* START Exercise input *

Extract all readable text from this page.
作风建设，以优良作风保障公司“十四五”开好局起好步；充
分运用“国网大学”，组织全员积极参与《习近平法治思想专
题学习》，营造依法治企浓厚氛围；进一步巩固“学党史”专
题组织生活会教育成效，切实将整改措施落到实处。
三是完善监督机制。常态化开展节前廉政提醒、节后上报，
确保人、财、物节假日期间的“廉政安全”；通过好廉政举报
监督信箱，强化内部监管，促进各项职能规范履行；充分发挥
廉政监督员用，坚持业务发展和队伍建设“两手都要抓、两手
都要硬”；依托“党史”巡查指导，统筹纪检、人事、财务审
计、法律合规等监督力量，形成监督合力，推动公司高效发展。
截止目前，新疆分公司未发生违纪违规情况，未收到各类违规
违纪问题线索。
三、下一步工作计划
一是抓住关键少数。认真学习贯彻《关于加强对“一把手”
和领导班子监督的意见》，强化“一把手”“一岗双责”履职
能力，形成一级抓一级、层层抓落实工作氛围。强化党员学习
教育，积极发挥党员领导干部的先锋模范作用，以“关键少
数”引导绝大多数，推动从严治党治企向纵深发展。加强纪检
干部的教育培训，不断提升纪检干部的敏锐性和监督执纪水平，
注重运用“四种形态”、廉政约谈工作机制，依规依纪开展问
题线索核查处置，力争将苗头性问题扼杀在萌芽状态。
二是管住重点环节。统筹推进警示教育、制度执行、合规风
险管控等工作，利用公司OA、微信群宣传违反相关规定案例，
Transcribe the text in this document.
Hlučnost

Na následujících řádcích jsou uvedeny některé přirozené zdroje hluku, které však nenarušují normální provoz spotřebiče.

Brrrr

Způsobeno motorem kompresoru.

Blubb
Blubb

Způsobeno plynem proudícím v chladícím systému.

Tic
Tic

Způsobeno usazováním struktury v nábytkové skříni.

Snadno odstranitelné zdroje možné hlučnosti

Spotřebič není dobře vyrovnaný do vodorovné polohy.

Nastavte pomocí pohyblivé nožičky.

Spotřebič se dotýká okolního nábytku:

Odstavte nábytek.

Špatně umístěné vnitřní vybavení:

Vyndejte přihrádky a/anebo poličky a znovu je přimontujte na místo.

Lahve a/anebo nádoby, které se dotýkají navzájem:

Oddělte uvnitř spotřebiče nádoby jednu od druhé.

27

* END Exercise input *

Task description:
Output the full listing exactly as it stands.

Task output:
Extract all readable text from this page.
作风建设，以优良作风保障公司“十四五”开好局起好步；充
分运用“国网大学”，组织全员积极参与《习近平法治思想专
题学习》，营造依法治企浓厚氛围；进一步巩固“学党史”专
题组织生活会教育成效，切实将整改措施落到实处。
三是完善监督机制。常态化开展节前廉政提醒、节后上报，
确保人、财、物节假日期间的“廉政安全”；通过好廉政举报
监督信箱，强化内部监管，促进各项职能规范履行；充分发挥
廉政监督员用，坚持业务发展和队伍建设“两手都要抓、两手
都要硬”；依托“党史”巡查指导，统筹纪检、人事、财务审
计、法律合规等监督力量，形成监督合力，推动公司高效发展。
截止目前，新疆分公司未发生违纪违规情况，未收到各类违规
违纪问题线索。
三、下一步工作计划
一是抓住关键少数。认真学习贯彻《关于加强对“一把手”
和领导班子监督的意见》，强化“一把手”“一岗双责”履职
能力，形成一级抓一级、层层抓落实工作氛围。强化党员学习
教育，积极发挥党员领导干部的先锋模范作用，以“关键少
数”引导绝大多数，推动从严治党治企向纵深发展。加强纪检
干部的教育培训，不断提升纪检干部的敏锐性和监督执纪水平，
注重运用“四种形态”、廉政约谈工作机制，依规依纪开展问
题线索核查处置，力争将苗头性问题扼杀在萌芽状态。
二是管住重点环节。统筹推进警示教育、制度执行、合规风
险管控等工作，利用公司OA、微信群宣传违反相关规定案例，
Transcribe the text in this document.
Hlučnost

Na následujících řádcích jsou uvedeny některé přirozené zdroje hluku, které však nenarušují normální provoz spotřebiče.

Brrrr

Způsobeno motorem kompresoru.

Blubb
Blubb

Způsobeno plynem proudícím v chladícím systému.

Tic
Tic

Způsobeno usazováním struktury v nábytkové skříni.

Snadno odstranitelné zdroje možné hlučnosti

Spotřebič není dobře vyrovnaný do vodorovné polohy.

Nastavte pomocí pohyblivé nožičky.

Spotřebič se dotýká okolního nábytku:

Odstavte nábytek.

Špatně umístěné vnitřní vybavení:

Vyndejte přihrádky a/anebo poličky a znovu je přimontujte na místo.

Lahve a/anebo nádoby, které se dotýkají navzájem:

Oddělte uvnitř spotřebiče nádoby jednu od druhé.

27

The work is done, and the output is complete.